Dataset entries
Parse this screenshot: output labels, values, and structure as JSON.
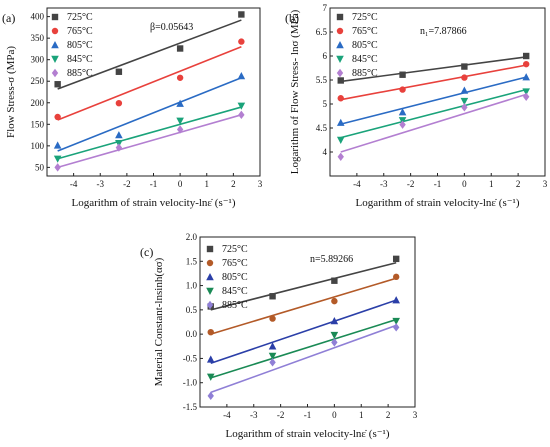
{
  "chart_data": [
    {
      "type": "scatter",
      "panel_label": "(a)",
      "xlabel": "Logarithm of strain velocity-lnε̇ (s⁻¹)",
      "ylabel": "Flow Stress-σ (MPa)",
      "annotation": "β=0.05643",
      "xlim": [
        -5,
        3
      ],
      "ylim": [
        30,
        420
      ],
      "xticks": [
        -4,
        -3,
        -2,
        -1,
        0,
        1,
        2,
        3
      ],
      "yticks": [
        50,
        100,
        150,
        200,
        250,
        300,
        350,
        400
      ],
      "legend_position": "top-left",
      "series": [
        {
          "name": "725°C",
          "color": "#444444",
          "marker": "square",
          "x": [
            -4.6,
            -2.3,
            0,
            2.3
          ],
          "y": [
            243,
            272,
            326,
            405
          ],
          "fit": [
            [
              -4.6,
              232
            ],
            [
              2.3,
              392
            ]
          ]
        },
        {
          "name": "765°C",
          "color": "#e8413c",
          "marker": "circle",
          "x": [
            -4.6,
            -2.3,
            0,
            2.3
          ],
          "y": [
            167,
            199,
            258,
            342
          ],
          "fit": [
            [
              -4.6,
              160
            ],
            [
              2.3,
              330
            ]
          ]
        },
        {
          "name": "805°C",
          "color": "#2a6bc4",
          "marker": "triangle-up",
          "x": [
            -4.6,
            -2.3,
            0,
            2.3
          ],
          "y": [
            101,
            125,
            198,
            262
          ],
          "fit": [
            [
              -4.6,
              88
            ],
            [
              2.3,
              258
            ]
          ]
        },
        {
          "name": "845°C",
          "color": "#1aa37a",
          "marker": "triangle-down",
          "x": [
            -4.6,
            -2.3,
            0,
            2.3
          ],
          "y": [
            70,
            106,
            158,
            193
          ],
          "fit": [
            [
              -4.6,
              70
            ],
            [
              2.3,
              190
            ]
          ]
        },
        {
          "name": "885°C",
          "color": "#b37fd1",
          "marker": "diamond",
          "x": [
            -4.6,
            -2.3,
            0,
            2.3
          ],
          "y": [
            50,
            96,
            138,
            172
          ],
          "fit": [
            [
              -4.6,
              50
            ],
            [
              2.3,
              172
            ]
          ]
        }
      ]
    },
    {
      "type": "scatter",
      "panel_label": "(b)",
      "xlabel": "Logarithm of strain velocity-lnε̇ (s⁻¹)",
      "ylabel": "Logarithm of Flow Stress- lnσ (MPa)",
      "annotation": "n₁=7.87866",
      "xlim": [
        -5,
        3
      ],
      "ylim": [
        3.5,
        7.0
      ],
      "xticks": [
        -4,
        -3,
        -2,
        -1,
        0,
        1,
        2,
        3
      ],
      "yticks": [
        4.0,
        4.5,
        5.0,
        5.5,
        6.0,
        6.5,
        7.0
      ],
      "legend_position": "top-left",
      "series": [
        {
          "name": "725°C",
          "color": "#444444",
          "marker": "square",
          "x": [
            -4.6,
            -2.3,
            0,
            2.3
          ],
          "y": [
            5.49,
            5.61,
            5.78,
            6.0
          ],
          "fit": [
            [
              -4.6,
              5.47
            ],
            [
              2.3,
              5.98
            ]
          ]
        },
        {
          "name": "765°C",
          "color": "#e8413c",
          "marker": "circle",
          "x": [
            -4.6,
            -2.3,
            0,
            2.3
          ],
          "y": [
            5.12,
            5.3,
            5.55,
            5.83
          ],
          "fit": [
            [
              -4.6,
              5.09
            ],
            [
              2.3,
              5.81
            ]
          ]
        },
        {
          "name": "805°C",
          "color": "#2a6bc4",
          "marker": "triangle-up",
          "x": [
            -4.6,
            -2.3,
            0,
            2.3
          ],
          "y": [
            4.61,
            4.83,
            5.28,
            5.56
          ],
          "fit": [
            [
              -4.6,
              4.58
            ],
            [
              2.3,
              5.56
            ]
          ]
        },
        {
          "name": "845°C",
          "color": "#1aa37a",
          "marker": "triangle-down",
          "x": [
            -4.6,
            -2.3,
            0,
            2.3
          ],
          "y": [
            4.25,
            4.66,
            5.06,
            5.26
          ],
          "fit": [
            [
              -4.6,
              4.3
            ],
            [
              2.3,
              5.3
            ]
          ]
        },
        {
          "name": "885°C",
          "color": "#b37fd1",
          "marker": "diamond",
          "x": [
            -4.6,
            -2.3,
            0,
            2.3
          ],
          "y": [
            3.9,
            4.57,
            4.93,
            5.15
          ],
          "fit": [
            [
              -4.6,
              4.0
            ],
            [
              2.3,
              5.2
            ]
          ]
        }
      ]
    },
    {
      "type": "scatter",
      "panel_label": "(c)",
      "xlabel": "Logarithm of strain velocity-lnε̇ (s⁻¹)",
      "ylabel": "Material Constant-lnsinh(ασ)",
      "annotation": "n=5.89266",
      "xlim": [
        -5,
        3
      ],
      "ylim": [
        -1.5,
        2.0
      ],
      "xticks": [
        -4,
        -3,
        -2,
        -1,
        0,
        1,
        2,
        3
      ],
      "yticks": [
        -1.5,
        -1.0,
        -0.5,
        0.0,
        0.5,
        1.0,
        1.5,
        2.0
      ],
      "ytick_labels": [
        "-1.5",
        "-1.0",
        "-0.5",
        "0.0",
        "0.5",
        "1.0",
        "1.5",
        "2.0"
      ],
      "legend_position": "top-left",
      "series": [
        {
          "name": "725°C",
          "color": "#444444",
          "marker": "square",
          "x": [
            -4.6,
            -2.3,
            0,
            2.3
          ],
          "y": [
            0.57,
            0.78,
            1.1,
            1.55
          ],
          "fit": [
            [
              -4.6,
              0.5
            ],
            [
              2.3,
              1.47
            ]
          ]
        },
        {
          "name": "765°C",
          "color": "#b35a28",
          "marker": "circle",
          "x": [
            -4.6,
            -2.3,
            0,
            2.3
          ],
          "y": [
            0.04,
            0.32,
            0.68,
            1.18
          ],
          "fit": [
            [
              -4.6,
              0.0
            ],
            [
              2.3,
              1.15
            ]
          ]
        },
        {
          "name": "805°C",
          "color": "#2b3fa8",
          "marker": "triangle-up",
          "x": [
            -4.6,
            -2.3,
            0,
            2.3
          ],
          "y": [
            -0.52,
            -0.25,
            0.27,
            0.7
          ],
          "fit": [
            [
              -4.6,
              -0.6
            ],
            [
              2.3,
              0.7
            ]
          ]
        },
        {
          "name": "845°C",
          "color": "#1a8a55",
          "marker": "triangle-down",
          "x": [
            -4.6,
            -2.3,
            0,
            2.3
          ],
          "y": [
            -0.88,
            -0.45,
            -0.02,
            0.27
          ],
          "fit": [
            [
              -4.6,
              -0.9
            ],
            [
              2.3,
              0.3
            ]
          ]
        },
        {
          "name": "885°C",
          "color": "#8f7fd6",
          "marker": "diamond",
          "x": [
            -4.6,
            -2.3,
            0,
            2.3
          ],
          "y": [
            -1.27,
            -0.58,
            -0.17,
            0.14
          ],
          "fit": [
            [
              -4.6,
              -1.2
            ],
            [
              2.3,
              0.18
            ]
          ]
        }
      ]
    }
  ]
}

* * *

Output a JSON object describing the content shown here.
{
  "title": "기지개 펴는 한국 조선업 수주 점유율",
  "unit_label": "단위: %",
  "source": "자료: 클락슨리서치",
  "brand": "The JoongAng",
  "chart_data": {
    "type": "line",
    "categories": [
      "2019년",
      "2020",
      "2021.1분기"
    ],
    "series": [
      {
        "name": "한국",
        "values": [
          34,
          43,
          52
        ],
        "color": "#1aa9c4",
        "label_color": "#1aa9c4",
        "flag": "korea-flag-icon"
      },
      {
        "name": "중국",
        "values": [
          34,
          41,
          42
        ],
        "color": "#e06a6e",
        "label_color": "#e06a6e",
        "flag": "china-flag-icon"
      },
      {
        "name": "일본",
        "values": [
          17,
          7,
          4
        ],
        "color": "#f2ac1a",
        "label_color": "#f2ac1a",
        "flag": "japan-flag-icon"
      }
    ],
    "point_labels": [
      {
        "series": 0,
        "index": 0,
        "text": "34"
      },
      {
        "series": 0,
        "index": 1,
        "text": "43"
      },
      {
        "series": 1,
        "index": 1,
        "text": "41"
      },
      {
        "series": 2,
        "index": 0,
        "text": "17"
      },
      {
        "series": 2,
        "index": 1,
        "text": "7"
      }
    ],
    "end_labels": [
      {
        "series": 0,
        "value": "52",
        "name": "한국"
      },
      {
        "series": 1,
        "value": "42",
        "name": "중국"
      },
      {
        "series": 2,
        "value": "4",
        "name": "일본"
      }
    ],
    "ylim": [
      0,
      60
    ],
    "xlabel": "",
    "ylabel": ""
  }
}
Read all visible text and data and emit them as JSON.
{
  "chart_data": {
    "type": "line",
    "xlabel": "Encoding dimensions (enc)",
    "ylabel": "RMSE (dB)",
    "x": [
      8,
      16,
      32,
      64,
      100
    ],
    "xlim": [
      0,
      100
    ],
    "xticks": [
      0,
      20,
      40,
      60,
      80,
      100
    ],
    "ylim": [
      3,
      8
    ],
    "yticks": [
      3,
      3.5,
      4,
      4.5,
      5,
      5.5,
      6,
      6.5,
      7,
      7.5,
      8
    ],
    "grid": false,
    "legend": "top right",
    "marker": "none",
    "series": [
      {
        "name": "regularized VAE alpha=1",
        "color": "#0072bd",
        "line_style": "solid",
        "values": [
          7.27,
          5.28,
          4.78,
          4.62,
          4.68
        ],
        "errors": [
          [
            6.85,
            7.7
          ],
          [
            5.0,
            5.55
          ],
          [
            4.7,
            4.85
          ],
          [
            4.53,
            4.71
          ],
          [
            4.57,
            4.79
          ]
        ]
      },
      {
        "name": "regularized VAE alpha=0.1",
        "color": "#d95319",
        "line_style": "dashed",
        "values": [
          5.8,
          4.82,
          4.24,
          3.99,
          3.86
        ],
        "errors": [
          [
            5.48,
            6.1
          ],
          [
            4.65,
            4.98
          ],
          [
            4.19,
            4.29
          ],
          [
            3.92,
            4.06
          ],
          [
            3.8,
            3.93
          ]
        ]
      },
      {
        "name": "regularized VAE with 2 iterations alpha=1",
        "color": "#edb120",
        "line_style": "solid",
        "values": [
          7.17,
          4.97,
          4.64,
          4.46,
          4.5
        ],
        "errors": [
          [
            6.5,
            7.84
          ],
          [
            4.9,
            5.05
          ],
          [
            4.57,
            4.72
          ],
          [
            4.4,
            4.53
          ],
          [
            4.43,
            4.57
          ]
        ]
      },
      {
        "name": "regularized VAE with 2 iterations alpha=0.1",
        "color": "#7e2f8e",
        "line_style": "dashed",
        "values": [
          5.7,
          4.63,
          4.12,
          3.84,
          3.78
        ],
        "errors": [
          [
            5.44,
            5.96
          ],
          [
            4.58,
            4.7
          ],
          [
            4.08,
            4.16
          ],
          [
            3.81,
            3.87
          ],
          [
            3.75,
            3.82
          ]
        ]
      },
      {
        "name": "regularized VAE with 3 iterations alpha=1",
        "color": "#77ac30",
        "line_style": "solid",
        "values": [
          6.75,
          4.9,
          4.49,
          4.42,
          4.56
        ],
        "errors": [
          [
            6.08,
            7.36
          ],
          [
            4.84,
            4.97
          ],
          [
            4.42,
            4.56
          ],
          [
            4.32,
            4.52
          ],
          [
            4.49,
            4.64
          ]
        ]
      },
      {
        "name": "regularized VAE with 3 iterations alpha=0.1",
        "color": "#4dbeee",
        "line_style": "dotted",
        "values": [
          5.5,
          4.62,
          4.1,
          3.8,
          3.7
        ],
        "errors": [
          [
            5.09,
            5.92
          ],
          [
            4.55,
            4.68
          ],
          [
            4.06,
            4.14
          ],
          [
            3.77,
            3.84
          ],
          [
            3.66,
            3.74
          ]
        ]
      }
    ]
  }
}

* _What the exercise asks_:
From the data above, work out how many lines hold "iterations". Answer with the number alone.

* _Task result_:
4